>> Start EXCERPT PROVIDED

Studio album by George Russell
- Released: 1957
- Recorded: March 31, October 17 & December 21, 1956
- Genre: Cool jazz, modal jazz, post-bop
- Length: 42:29
- Label: RCA Victor

George Russell chronology
|  | The Jazz Workshop (1957) | New York, N.Y. (1959) |

= The Jazz Workshop =

The Jazz Workshop is the debut album by jazz composer George Russell, featuring his "Smalltet", which included Art Farmer, Hal McKusick, Barry Galbraith, and Bill Evans.

Professional ratings
Review scores
| Source | Rating |
| Allmusic |  |
| The Penguin Guide to Jazz |  |

==Music==
"Concerto for Billy the Kid" is a feature for pianist Evans, who starts with two-handed octaves that follow the score, before improvising on the changes of "I'll Remember April". "Ezz-Thetic" is a bop theme using the changes of "Love for Sale".

>> End EXCERPT PROVIDED
>> Start EXTRACTED MATERIAL

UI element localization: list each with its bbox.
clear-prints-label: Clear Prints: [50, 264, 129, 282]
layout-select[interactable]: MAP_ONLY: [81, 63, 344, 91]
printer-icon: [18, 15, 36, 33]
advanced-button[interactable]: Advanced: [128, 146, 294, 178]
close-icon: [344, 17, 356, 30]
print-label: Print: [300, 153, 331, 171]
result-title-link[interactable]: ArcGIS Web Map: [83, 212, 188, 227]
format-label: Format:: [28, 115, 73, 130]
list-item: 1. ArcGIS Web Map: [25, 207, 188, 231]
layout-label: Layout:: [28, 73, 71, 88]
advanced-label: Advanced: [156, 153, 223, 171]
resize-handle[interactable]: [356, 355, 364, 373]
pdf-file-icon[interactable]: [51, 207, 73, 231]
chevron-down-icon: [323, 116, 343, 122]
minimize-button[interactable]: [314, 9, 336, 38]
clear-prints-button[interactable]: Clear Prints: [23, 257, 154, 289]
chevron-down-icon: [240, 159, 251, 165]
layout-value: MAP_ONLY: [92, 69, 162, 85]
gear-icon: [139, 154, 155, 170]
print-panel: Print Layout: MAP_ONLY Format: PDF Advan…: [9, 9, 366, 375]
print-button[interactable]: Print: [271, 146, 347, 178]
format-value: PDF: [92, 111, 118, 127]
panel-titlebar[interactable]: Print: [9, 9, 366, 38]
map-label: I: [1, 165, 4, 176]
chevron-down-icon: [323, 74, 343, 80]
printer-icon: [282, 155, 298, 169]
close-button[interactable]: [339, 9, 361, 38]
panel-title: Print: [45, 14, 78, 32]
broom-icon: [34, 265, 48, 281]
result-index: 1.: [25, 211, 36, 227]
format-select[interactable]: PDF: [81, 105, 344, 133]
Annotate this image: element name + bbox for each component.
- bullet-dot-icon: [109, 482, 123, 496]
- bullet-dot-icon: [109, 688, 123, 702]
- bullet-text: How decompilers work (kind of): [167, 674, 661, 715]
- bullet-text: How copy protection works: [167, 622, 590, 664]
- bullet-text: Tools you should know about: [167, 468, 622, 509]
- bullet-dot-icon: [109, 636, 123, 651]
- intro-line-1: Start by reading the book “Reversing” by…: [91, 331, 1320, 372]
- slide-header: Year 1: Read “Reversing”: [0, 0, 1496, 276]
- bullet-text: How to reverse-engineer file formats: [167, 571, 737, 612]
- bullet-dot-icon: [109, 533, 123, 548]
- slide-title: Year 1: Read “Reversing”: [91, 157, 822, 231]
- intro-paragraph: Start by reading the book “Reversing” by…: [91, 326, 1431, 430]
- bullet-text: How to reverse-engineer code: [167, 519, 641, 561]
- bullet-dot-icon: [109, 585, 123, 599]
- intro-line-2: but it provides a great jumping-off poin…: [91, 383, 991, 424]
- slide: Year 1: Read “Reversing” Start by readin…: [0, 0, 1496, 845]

>> End EXTRACTED MATERIAL
>> Start EXTRACTED MATERIAL

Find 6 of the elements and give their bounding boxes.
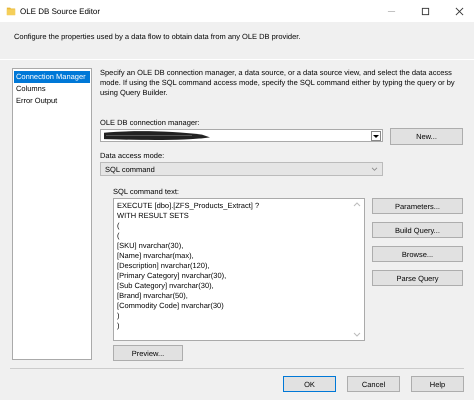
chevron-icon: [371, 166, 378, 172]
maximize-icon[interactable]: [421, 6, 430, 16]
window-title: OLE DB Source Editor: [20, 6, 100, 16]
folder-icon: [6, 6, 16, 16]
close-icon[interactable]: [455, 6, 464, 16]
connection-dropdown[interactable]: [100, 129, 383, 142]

>> End EXTRACTED MATERIAL
>> Start EXTRACTED MATERIAL

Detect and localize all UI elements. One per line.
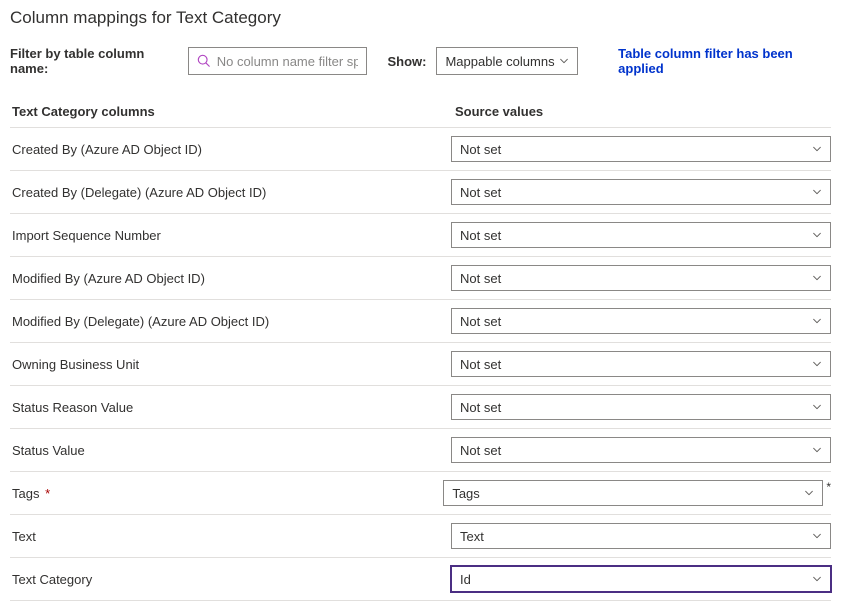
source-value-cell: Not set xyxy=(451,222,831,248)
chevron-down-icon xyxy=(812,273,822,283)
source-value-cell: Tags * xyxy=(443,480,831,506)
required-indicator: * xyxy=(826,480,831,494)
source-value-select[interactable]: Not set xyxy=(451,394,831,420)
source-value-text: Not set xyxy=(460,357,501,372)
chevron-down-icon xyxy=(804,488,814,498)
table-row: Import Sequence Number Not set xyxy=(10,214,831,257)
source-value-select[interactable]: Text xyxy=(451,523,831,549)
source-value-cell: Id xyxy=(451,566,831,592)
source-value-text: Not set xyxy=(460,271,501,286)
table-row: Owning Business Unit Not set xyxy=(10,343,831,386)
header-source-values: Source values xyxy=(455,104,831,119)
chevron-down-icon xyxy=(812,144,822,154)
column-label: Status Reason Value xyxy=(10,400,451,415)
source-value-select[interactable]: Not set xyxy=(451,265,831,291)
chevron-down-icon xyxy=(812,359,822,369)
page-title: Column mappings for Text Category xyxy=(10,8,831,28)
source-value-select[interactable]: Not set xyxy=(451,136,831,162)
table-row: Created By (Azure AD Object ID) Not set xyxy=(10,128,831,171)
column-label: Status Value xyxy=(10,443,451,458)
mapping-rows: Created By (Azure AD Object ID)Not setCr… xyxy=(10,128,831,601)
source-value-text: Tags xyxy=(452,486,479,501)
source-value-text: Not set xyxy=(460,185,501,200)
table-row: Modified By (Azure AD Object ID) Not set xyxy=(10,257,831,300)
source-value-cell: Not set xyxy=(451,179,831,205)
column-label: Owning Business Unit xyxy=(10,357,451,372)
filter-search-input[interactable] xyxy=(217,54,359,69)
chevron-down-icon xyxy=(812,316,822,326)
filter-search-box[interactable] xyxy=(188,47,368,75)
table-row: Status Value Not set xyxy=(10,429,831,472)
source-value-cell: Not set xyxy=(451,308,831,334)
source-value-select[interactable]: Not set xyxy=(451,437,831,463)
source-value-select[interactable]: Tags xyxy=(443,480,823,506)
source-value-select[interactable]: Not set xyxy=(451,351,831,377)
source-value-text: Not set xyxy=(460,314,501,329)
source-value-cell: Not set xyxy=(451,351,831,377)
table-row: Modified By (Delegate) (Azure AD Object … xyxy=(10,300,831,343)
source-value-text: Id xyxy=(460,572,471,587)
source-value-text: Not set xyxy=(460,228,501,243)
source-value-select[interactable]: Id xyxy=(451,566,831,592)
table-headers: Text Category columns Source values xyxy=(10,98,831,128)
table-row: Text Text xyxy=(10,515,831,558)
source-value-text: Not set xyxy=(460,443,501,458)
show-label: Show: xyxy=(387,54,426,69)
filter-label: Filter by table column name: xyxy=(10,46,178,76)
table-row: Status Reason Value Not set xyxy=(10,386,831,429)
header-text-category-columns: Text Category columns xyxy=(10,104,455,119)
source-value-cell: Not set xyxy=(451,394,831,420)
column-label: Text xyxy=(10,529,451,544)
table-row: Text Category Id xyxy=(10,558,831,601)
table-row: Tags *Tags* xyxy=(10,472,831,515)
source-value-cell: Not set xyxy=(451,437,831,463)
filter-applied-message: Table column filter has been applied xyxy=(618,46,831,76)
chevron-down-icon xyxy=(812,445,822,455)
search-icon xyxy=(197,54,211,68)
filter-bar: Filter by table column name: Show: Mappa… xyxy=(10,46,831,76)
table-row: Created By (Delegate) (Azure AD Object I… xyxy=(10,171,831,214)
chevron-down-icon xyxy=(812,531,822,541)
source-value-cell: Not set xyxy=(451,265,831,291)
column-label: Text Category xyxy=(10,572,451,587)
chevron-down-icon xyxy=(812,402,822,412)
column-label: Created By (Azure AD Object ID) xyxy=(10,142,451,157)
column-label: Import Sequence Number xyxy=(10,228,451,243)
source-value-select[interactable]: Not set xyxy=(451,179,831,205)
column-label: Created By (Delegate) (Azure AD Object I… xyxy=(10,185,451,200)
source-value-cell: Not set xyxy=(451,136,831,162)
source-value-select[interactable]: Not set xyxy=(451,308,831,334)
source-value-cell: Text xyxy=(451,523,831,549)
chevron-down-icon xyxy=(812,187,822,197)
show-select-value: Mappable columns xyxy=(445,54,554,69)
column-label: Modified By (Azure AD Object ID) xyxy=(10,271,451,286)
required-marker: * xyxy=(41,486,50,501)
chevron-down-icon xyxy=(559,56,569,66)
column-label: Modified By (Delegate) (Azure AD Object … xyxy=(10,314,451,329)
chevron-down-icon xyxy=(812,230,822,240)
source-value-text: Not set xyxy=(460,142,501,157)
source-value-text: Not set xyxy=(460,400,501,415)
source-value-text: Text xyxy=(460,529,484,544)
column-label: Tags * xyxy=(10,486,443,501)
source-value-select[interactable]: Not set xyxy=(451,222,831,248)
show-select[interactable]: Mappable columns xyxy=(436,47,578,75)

>> End EXTRACTED MATERIAL

**TASKS FOR THIS EXERCISE:**
[1] Answer these from the album page on The Jazz Workshop:
(a) Which label put out the album?
(b) Which pianist is featured on "Concerto for Billy the Kid"?
(c) The changes of which tune does "Ezz-Thetic" use?
[2] Write the next part of the album page on The Jazz Workshop, picking up after its last sentence.
The rows have nothing to do with the album page.

**ANSWERS GIVEN:**
[1]
(a) RCA Victor
(b) Bill Evans
(c) "Love for Sale"

[2]
==Reception==
The Allmusic review by Scott Yanow awarded the album 4½ stars and asserted: "Listening to the music, it is hard to believe that Russell only utilized a sextet... The ensembles are frequently dense, the harmonies quite original and there are often several events occurring at the same time; one would swear there were at least four or five horns being heard in spots... Russell was able to utilize some of the more versatile and technically skilled players of the era, several of whom worked regularly in the studios. Recommended". The Penguin Guide to Jazz gave it a maximum four-star rating and included it in the recommended Core Collection of jazz albums, describing it as "an astonishing collection, including several pieces that stand as almost unique avenues of thought in the jazz language".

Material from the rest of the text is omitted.